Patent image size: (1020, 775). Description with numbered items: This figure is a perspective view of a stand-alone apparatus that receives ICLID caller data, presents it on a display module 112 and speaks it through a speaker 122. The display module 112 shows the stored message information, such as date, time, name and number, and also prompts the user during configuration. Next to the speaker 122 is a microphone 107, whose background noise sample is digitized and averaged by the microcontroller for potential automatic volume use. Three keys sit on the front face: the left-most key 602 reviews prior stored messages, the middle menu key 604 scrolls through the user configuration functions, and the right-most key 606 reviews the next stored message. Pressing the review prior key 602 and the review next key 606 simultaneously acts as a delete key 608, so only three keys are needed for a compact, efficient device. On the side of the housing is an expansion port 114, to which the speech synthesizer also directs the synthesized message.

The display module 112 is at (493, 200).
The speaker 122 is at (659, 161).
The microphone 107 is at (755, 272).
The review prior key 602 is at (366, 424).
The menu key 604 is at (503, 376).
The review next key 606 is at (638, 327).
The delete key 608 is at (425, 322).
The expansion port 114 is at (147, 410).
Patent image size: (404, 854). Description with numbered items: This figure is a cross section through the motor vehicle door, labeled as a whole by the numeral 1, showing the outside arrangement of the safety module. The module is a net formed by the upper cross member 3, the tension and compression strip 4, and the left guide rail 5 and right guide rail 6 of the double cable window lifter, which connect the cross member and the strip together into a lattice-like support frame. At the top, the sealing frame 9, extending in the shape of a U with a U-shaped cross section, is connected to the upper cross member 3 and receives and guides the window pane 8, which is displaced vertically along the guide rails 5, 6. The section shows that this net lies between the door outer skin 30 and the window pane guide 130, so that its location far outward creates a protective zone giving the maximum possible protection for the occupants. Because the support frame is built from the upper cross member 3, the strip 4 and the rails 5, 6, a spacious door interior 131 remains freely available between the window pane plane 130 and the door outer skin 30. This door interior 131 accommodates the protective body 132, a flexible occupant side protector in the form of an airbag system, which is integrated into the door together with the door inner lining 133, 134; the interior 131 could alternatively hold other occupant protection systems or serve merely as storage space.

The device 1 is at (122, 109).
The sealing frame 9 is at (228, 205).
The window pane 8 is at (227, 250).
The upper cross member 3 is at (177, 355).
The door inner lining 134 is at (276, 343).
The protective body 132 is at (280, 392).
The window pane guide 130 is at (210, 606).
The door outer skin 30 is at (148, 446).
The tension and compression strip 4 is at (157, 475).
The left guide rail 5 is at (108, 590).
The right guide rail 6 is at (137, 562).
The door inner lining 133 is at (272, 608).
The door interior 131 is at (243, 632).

#### [AIM OF THE TASK]
Rewrite the data from its first line through the line containing "The menu key 604 is at (503, 376).", swapping "apparatus" for "device" and leaving everything else unchanged.

#### [EXERCISE SOLUTION]
Patent image size: (1020, 775). Description with numbered items: This figure is a perspective view of a stand-alone device that receives ICLID caller data, presents it on a display module 112 and speaks it through a speaker 122. The display module 112 shows the stored message information, such as date, time, name and number, and also prompts the user during configuration. Next to the speaker 122 is a microphone 107, whose background noise sample is digitized and averaged by the microcontroller for potential automatic volume use. Three keys sit on the front face: the left-most key 602 reviews prior stored messages, the middle menu key 604 scrolls through the user configuration functions, and the right-most key 606 reviews the next stored message. Pressing the review prior key 602 and the review next key 606 simultaneously acts as a delete key 608, so only three keys are needed for a compact, efficient device. On the side of the housing is an expansion port 114, to which the speech synthesizer also directs the synthesized message.

The display module 112 is at (493, 200).
The speaker 122 is at (659, 161).
The microphone 107 is at (755, 272).
The review prior key 602 is at (366, 424).
The menu key 604 is at (503, 376).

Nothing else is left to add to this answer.